• **INSTRUCTIONS FOR THE TASK**
Wherever a line holds the word "value", copy that line out.

Source records:
-.-.-
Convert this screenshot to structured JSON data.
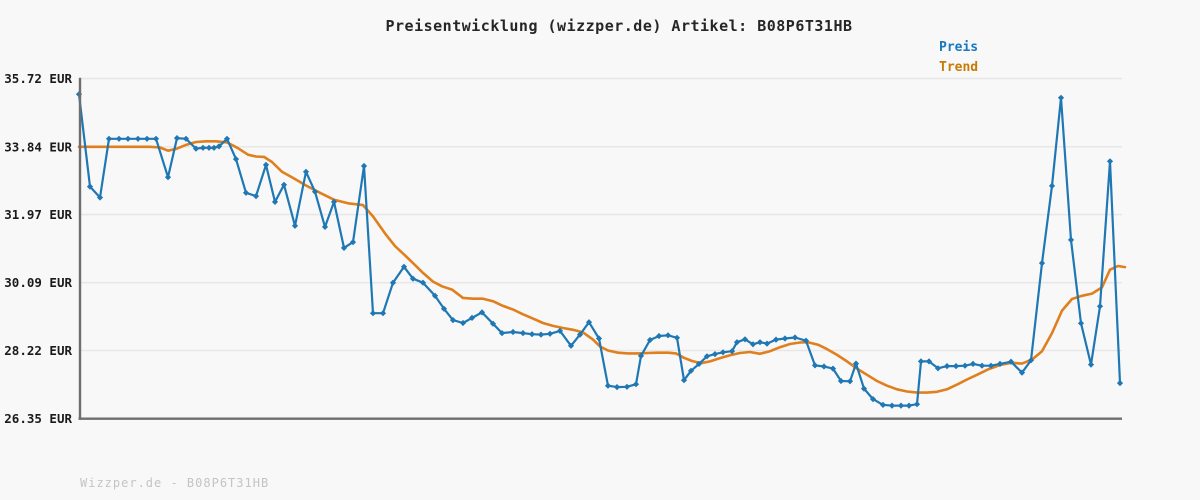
{
  "title": "Preisentwicklung (wizzper.de) Artikel: B08P6T31HB",
  "watermark": "Wizzper.de - B08P6T31HB",
  "legend": [
    {
      "label": "Preis",
      "color": "#1778bd"
    },
    {
      "label": "Trend",
      "color": "#c87a04"
    }
  ],
  "colors": {
    "background": "#f8f8f8",
    "grid": "#e7e7e7",
    "axis": "#6e6e6e",
    "tick_label": "#1b1b1b",
    "price_line": "#1f77b4",
    "trend_line": "#e07f1e",
    "watermark": "#c4c4c4"
  },
  "chart_data": {
    "type": "line",
    "title": "Preisentwicklung (wizzper.de) Artikel: B08P6T31HB",
    "xlabel": "",
    "ylabel": "EUR",
    "x_unit": "pixel",
    "x_axis_labels_visible": false,
    "grid": "horizontal",
    "legend_position": "top-right",
    "ylim": [
      26.35,
      35.72
    ],
    "yticks": [
      {
        "label": "35.72 EUR",
        "value": 35.72
      },
      {
        "label": "33.84 EUR",
        "value": 33.84
      },
      {
        "label": "31.97 EUR",
        "value": 31.97
      },
      {
        "label": "30.09 EUR",
        "value": 30.09
      },
      {
        "label": "28.22 EUR",
        "value": 28.22
      },
      {
        "label": "26.35 EUR",
        "value": 26.35
      }
    ],
    "series": [
      {
        "name": "Preis",
        "style": "line+diamond-markers",
        "color": "#1f77b4",
        "points": [
          [
            79,
            35.29
          ],
          [
            90,
            32.74
          ],
          [
            100,
            32.44
          ],
          [
            109,
            34.06
          ],
          [
            119,
            34.06
          ],
          [
            128,
            34.06
          ],
          [
            138,
            34.06
          ],
          [
            147,
            34.06
          ],
          [
            156,
            34.06
          ],
          [
            168,
            33.0
          ],
          [
            177,
            34.08
          ],
          [
            186,
            34.06
          ],
          [
            196,
            33.79
          ],
          [
            203,
            33.81
          ],
          [
            209,
            33.81
          ],
          [
            214,
            33.81
          ],
          [
            219,
            33.85
          ],
          [
            227,
            34.06
          ],
          [
            236,
            33.5
          ],
          [
            246,
            32.57
          ],
          [
            256,
            32.48
          ],
          [
            266,
            33.34
          ],
          [
            275,
            32.32
          ],
          [
            284,
            32.79
          ],
          [
            295,
            31.66
          ],
          [
            306,
            33.15
          ],
          [
            315,
            32.6
          ],
          [
            325,
            31.63
          ],
          [
            334,
            32.32
          ],
          [
            344,
            31.05
          ],
          [
            353,
            31.21
          ],
          [
            364,
            33.31
          ],
          [
            373,
            29.25
          ],
          [
            383,
            29.25
          ],
          [
            393,
            30.09
          ],
          [
            404,
            30.53
          ],
          [
            413,
            30.2
          ],
          [
            423,
            30.09
          ],
          [
            435,
            29.73
          ],
          [
            444,
            29.37
          ],
          [
            453,
            29.06
          ],
          [
            463,
            28.98
          ],
          [
            472,
            29.12
          ],
          [
            482,
            29.27
          ],
          [
            493,
            28.96
          ],
          [
            502,
            28.7
          ],
          [
            513,
            28.73
          ],
          [
            523,
            28.7
          ],
          [
            532,
            28.67
          ],
          [
            541,
            28.66
          ],
          [
            550,
            28.68
          ],
          [
            560,
            28.76
          ],
          [
            571,
            28.35
          ],
          [
            580,
            28.66
          ],
          [
            589,
            29.0
          ],
          [
            599,
            28.55
          ],
          [
            608,
            27.25
          ],
          [
            617,
            27.21
          ],
          [
            627,
            27.22
          ],
          [
            636,
            27.29
          ],
          [
            641,
            28.07
          ],
          [
            650,
            28.51
          ],
          [
            659,
            28.62
          ],
          [
            668,
            28.64
          ],
          [
            677,
            28.57
          ],
          [
            684,
            27.4
          ],
          [
            691,
            27.66
          ],
          [
            699,
            27.85
          ],
          [
            707,
            28.06
          ],
          [
            715,
            28.12
          ],
          [
            723,
            28.17
          ],
          [
            732,
            28.2
          ],
          [
            737,
            28.45
          ],
          [
            745,
            28.53
          ],
          [
            753,
            28.39
          ],
          [
            760,
            28.45
          ],
          [
            767,
            28.41
          ],
          [
            776,
            28.52
          ],
          [
            785,
            28.55
          ],
          [
            795,
            28.58
          ],
          [
            806,
            28.49
          ],
          [
            815,
            27.81
          ],
          [
            824,
            27.78
          ],
          [
            833,
            27.72
          ],
          [
            841,
            27.38
          ],
          [
            850,
            27.37
          ],
          [
            856,
            27.86
          ],
          [
            864,
            27.17
          ],
          [
            873,
            26.88
          ],
          [
            883,
            26.72
          ],
          [
            892,
            26.7
          ],
          [
            901,
            26.7
          ],
          [
            909,
            26.7
          ],
          [
            917,
            26.74
          ],
          [
            921,
            27.92
          ],
          [
            929,
            27.92
          ],
          [
            938,
            27.73
          ],
          [
            947,
            27.79
          ],
          [
            956,
            27.79
          ],
          [
            965,
            27.8
          ],
          [
            973,
            27.85
          ],
          [
            982,
            27.8
          ],
          [
            991,
            27.8
          ],
          [
            1000,
            27.85
          ],
          [
            1011,
            27.91
          ],
          [
            1022,
            27.61
          ],
          [
            1031,
            27.95
          ],
          [
            1042,
            30.63
          ],
          [
            1052,
            32.76
          ],
          [
            1061,
            35.19
          ],
          [
            1071,
            31.27
          ],
          [
            1081,
            28.97
          ],
          [
            1091,
            27.83
          ],
          [
            1100,
            29.44
          ],
          [
            1110,
            33.44
          ],
          [
            1120,
            27.32
          ]
        ]
      },
      {
        "name": "Trend",
        "style": "line",
        "color": "#e07f1e",
        "points": [
          [
            79,
            33.84
          ],
          [
            115,
            33.84
          ],
          [
            150,
            33.84
          ],
          [
            160,
            33.82
          ],
          [
            168,
            33.73
          ],
          [
            176,
            33.78
          ],
          [
            186,
            33.89
          ],
          [
            196,
            33.97
          ],
          [
            206,
            33.99
          ],
          [
            216,
            33.99
          ],
          [
            227,
            33.96
          ],
          [
            238,
            33.8
          ],
          [
            248,
            33.62
          ],
          [
            256,
            33.57
          ],
          [
            264,
            33.56
          ],
          [
            272,
            33.42
          ],
          [
            282,
            33.15
          ],
          [
            293,
            32.98
          ],
          [
            306,
            32.77
          ],
          [
            320,
            32.57
          ],
          [
            334,
            32.38
          ],
          [
            348,
            32.28
          ],
          [
            363,
            32.23
          ],
          [
            373,
            31.92
          ],
          [
            385,
            31.45
          ],
          [
            395,
            31.1
          ],
          [
            404,
            30.87
          ],
          [
            413,
            30.63
          ],
          [
            423,
            30.36
          ],
          [
            433,
            30.12
          ],
          [
            442,
            29.99
          ],
          [
            452,
            29.9
          ],
          [
            463,
            29.67
          ],
          [
            473,
            29.65
          ],
          [
            483,
            29.65
          ],
          [
            493,
            29.58
          ],
          [
            503,
            29.45
          ],
          [
            513,
            29.35
          ],
          [
            523,
            29.22
          ],
          [
            533,
            29.1
          ],
          [
            543,
            28.98
          ],
          [
            553,
            28.9
          ],
          [
            563,
            28.84
          ],
          [
            573,
            28.79
          ],
          [
            583,
            28.72
          ],
          [
            593,
            28.52
          ],
          [
            600,
            28.33
          ],
          [
            608,
            28.22
          ],
          [
            618,
            28.16
          ],
          [
            628,
            28.14
          ],
          [
            638,
            28.14
          ],
          [
            648,
            28.15
          ],
          [
            658,
            28.16
          ],
          [
            668,
            28.16
          ],
          [
            676,
            28.14
          ],
          [
            684,
            28.02
          ],
          [
            692,
            27.93
          ],
          [
            701,
            27.87
          ],
          [
            710,
            27.92
          ],
          [
            720,
            28.01
          ],
          [
            730,
            28.09
          ],
          [
            740,
            28.15
          ],
          [
            750,
            28.18
          ],
          [
            760,
            28.13
          ],
          [
            770,
            28.2
          ],
          [
            780,
            28.31
          ],
          [
            790,
            28.4
          ],
          [
            800,
            28.44
          ],
          [
            808,
            28.45
          ],
          [
            818,
            28.38
          ],
          [
            827,
            28.26
          ],
          [
            837,
            28.1
          ],
          [
            847,
            27.92
          ],
          [
            857,
            27.72
          ],
          [
            867,
            27.55
          ],
          [
            877,
            27.38
          ],
          [
            887,
            27.25
          ],
          [
            897,
            27.15
          ],
          [
            907,
            27.09
          ],
          [
            917,
            27.06
          ],
          [
            927,
            27.06
          ],
          [
            937,
            27.08
          ],
          [
            947,
            27.15
          ],
          [
            957,
            27.28
          ],
          [
            967,
            27.42
          ],
          [
            977,
            27.55
          ],
          [
            988,
            27.7
          ],
          [
            1000,
            27.82
          ],
          [
            1011,
            27.88
          ],
          [
            1022,
            27.86
          ],
          [
            1032,
            27.97
          ],
          [
            1042,
            28.2
          ],
          [
            1052,
            28.7
          ],
          [
            1062,
            29.32
          ],
          [
            1072,
            29.64
          ],
          [
            1082,
            29.73
          ],
          [
            1092,
            29.79
          ],
          [
            1102,
            29.96
          ],
          [
            1110,
            30.45
          ],
          [
            1118,
            30.55
          ],
          [
            1125,
            30.52
          ]
        ]
      }
    ]
  }
}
-.-.-
• **EXPECTED OUTPUT**
        "value": 35.72
        "value": 33.84
        "value": 31.97
        "value": 30.09
        "value": 28.22
        "value": 26.35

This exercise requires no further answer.